### [AIM]
Every line that holds "Path" should be shown.

### [RECORDS FOR THE EXERCISE]

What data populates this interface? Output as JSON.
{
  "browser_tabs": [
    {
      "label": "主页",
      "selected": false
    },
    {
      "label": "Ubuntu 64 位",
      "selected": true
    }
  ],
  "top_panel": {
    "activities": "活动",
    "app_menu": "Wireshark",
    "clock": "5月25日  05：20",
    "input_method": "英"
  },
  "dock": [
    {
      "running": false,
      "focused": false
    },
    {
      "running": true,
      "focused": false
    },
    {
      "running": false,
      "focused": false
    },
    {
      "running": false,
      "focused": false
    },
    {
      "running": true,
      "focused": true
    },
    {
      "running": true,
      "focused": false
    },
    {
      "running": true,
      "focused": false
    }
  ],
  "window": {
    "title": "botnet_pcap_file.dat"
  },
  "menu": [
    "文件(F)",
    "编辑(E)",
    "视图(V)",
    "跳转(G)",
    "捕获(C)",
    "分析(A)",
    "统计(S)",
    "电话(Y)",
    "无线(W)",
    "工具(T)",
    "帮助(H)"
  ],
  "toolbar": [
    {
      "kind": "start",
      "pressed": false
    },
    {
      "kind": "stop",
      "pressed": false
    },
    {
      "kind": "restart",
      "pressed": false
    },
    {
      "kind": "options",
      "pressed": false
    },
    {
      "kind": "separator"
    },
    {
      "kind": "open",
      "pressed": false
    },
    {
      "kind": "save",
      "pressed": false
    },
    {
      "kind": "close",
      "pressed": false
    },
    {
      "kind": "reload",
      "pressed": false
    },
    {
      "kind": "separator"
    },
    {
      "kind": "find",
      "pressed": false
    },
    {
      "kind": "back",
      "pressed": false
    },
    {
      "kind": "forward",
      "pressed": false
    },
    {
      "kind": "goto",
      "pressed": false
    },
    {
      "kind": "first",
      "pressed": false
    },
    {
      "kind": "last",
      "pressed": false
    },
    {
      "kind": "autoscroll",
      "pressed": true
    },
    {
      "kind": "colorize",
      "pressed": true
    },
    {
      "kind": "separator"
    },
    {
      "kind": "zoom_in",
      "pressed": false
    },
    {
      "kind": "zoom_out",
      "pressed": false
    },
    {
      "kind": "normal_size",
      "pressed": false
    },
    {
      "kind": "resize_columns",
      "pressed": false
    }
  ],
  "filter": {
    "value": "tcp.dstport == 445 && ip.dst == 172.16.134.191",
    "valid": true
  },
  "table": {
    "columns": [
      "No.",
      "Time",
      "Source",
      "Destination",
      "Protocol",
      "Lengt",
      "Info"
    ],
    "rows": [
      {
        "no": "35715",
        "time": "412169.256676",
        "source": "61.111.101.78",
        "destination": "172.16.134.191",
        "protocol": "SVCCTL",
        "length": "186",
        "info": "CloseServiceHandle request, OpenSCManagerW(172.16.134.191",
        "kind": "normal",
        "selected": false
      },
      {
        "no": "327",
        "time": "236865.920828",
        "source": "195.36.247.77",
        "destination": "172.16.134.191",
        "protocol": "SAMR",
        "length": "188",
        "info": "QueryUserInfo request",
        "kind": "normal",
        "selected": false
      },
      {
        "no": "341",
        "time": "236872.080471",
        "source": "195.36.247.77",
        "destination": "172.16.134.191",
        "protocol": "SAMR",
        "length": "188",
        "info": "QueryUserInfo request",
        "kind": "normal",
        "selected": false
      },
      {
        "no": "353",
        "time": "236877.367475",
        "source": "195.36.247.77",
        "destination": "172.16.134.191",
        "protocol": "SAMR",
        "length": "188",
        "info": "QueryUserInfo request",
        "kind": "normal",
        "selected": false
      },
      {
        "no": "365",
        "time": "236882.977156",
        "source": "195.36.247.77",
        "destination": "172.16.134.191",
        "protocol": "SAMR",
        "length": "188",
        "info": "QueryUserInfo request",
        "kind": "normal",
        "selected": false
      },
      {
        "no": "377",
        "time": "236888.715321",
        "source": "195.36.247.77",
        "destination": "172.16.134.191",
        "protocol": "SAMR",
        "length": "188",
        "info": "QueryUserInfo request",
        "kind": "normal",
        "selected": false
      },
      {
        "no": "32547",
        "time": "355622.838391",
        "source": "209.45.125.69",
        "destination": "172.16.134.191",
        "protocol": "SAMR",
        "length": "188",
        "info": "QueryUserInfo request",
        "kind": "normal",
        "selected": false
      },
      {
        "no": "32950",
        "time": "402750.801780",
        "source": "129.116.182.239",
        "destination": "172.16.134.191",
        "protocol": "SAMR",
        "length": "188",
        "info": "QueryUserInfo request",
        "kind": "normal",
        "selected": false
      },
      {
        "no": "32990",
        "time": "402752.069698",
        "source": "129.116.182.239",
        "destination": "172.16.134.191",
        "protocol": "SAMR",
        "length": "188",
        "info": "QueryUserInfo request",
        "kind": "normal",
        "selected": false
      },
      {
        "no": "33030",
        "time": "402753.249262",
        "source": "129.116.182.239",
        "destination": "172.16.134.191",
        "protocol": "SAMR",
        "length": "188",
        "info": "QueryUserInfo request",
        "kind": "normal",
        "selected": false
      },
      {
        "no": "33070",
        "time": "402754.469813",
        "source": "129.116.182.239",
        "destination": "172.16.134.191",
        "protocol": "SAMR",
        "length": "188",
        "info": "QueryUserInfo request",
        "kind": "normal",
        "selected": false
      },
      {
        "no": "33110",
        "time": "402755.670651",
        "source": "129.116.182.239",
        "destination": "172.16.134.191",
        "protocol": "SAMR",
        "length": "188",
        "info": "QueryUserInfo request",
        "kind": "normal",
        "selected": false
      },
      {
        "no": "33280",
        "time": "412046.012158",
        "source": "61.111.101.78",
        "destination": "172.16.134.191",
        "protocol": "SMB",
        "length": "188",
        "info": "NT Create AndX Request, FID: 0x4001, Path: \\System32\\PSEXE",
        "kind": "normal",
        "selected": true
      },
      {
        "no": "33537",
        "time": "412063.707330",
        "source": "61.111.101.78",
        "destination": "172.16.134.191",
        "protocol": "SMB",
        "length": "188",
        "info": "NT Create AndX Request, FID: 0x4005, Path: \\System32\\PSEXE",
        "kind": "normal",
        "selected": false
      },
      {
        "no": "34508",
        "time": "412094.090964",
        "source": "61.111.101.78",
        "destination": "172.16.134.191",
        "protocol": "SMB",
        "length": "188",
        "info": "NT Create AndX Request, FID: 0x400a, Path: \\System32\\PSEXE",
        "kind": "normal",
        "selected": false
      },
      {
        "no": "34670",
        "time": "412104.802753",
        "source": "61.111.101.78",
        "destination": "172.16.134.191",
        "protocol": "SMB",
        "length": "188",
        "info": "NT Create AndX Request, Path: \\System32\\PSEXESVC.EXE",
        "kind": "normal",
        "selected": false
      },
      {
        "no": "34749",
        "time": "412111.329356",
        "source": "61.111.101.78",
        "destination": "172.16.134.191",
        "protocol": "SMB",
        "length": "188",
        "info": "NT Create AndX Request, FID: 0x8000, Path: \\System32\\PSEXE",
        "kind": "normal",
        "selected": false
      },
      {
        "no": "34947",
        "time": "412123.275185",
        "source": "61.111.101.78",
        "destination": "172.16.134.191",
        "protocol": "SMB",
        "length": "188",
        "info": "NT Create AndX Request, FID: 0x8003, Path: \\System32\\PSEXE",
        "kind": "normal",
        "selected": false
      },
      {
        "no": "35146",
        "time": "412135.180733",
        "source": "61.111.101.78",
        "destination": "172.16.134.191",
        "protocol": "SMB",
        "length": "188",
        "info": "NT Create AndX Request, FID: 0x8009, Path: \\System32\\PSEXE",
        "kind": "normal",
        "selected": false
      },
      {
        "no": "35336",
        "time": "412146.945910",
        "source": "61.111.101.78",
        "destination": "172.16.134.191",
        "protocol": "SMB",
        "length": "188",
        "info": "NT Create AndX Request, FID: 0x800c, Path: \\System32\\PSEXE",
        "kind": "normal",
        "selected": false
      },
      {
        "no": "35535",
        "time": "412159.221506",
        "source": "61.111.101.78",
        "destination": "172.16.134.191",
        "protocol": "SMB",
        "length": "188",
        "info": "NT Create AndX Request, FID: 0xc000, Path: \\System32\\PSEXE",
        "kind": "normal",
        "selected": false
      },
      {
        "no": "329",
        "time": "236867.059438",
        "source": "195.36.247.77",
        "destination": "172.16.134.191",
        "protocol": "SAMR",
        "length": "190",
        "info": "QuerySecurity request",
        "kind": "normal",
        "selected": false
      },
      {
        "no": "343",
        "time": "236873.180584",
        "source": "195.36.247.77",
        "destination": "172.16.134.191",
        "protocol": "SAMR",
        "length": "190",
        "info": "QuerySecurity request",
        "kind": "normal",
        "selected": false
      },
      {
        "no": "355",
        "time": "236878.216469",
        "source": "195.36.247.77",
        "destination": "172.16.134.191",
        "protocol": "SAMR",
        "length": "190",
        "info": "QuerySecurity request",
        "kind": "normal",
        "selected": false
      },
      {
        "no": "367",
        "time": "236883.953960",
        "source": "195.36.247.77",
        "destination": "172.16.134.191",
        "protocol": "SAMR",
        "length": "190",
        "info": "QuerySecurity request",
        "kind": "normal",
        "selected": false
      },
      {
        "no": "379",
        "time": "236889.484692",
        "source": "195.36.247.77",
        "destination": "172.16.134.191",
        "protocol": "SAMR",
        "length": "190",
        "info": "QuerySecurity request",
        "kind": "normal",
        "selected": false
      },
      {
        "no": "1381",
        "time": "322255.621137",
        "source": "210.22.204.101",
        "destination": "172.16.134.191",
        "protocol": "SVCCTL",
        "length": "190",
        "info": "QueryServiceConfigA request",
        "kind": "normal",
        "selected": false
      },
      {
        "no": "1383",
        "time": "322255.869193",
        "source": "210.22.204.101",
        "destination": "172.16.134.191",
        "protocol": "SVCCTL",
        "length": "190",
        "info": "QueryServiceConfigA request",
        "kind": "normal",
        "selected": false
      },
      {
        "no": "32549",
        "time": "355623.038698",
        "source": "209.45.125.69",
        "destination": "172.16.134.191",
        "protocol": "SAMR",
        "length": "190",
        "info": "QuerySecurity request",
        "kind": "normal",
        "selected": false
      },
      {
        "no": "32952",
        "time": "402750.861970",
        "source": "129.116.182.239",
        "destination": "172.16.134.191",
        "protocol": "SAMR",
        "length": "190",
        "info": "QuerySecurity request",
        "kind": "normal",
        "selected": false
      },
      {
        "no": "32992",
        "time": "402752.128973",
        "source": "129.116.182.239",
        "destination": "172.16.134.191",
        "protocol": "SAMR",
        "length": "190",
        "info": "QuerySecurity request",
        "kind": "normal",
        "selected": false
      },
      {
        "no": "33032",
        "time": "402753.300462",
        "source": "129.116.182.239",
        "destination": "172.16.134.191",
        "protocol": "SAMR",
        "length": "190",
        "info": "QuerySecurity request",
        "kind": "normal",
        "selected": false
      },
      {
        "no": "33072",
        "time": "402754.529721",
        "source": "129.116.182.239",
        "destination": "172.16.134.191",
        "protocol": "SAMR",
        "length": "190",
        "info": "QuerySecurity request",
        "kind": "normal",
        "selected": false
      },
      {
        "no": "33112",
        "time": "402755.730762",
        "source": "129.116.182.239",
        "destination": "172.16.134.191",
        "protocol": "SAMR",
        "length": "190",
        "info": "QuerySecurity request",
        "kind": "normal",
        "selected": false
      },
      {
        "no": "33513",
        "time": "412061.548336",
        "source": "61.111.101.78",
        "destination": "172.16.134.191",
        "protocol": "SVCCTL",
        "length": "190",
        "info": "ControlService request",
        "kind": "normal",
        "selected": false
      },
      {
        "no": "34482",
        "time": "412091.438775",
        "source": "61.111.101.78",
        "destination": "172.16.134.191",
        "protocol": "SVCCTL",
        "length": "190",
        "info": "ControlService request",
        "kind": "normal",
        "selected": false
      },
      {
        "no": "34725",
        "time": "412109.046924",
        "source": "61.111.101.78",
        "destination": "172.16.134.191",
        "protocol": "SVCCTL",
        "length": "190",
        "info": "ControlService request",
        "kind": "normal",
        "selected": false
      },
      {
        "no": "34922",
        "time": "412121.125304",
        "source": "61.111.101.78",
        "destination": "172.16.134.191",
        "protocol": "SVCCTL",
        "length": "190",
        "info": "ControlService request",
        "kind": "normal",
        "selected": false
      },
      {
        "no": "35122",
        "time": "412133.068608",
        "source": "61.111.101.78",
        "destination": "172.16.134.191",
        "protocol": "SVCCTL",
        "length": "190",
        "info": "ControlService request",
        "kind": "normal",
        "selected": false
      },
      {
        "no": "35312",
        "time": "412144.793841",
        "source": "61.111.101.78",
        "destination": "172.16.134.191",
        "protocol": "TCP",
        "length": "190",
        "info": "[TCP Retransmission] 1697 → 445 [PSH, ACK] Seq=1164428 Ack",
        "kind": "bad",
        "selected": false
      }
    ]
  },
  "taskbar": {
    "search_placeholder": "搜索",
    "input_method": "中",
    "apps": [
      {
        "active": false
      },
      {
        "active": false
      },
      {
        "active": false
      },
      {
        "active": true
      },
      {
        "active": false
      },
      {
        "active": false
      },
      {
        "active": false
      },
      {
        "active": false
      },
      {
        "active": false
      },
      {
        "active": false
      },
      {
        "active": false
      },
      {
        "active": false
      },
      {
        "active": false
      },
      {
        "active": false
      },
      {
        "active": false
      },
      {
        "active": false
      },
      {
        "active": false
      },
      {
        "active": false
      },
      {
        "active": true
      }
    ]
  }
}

### [RESPONSE BELOW]
        "info": "NT Create AndX Request, FID: 0x4001, Path: \\System32\\PSEXE",
        "info": "NT Create AndX Request, FID: 0x4005, Path: \\System32\\PSEXE",
        "info": "NT Create AndX Request, FID: 0x400a, Path: \\System32\\PSEXE",
        "info": "NT Create AndX Request, Path: \\System32\\PSEXESVC.EXE",
        "info": "NT Create AndX Request, FID: 0x8000, Path: \\System32\\PSEXE",
        "info": "NT Create AndX Request, FID: 0x8003, Path: \\System32\\PSEXE",
        "info": "NT Create AndX Request, FID: 0x8009, Path: \\System32\\PSEXE",
        "info": "NT Create AndX Request, FID: 0x800c, Path: \\System32\\PSEXE",
        "info": "NT Create AndX Request, FID: 0xc000, Path: \\System32\\PSEXE",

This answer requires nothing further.